◆ **WORK TO COMPLETE**
Repeat the records in full and exactly, omitting pictures.

◆ **MATERIAL FOR THIS TASK**
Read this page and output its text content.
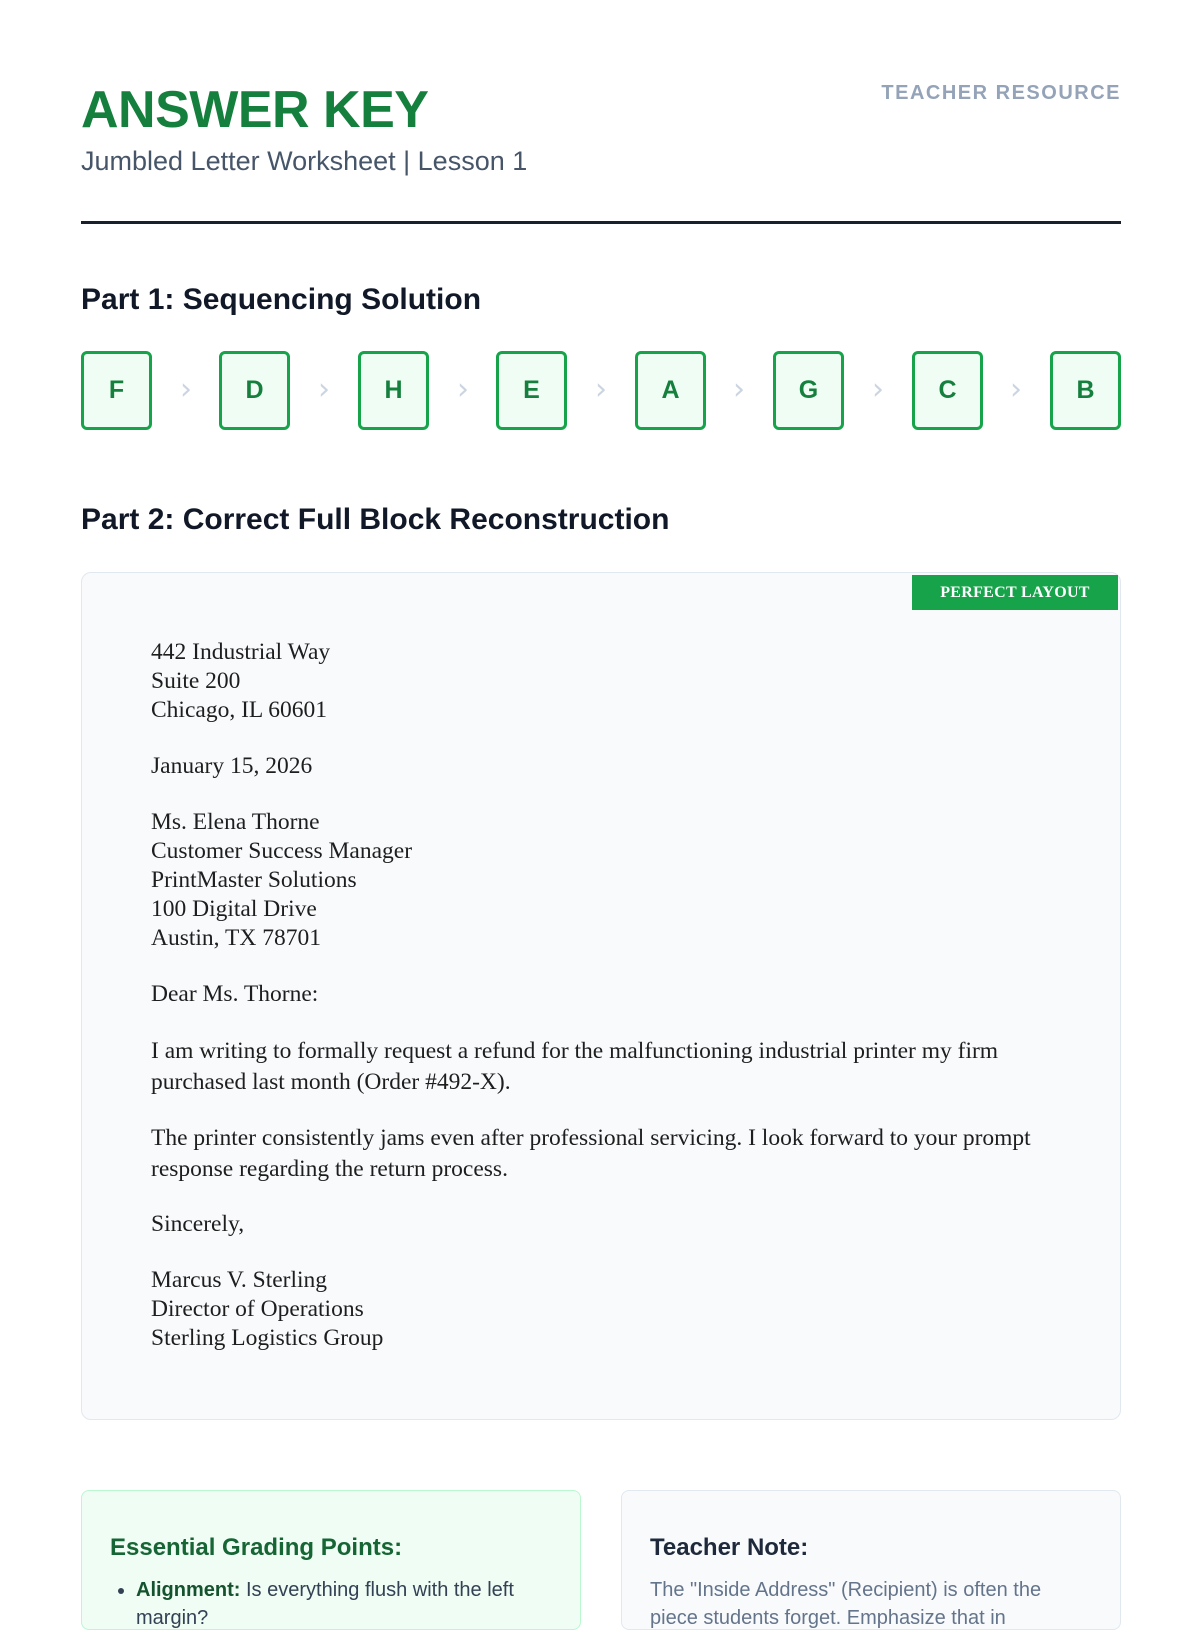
ANSWER KEY
Jumbled Letter Worksheet | Lesson 1
TEACHER RESOURCE
Part 1: Sequencing Solution
F	›	D	›	H	›	E	›	A	›	G	›	C	›	B
Part 2: Correct Full Block Reconstruction
PERFECT LAYOUT
442 Industrial Way
Suite 200
Chicago, IL 60601
January 15, 2026
Ms. Elena Thorne
Customer Success Manager
PrintMaster Solutions
100 Digital Drive
Austin, TX 78701
Dear Ms. Thorne:

I am writing to formally request a refund for the malfunctioning industrial printer my firm purchased last month (Order #492-X).

The printer consistently jams even after professional servicing. I look forward to your prompt response regarding the return process.

Sincerely,
Marcus V. Sterling
Director of Operations
Sterling Logistics Group
Essential Grading Points:
• Alignment: Is everything flush with the left margin?
Teacher Note:
The "Inside Address" (Recipient) is often the piece students forget. Emphasize that in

◆ **WRITTEN ANSWER**
Read this page and output its text content.
ANSWER KEY
Jumbled Letter Worksheet | Lesson 1
TEACHER RESOURCE
Part 1: Sequencing Solution
F	›	D	›	H	›	E	›	A	›	G	›	C	›	B
Part 2: Correct Full Block Reconstruction
PERFECT LAYOUT
442 Industrial Way
Suite 200
Chicago, IL 60601
January 15, 2026
Ms. Elena Thorne
Customer Success Manager
PrintMaster Solutions
100 Digital Drive
Austin, TX 78701
Dear Ms. Thorne:

I am writing to formally request a refund for the malfunctioning industrial printer my firm purchased last month (Order #492-X).

The printer consistently jams even after professional servicing. I look forward to your prompt response regarding the return process.

Sincerely,
Marcus V. Sterling
Director of Operations
Sterling Logistics Group
Essential Grading Points:
• Alignment: Is everything flush with the left margin?
Teacher Note:
The "Inside Address" (Recipient) is often the piece students forget. Emphasize that in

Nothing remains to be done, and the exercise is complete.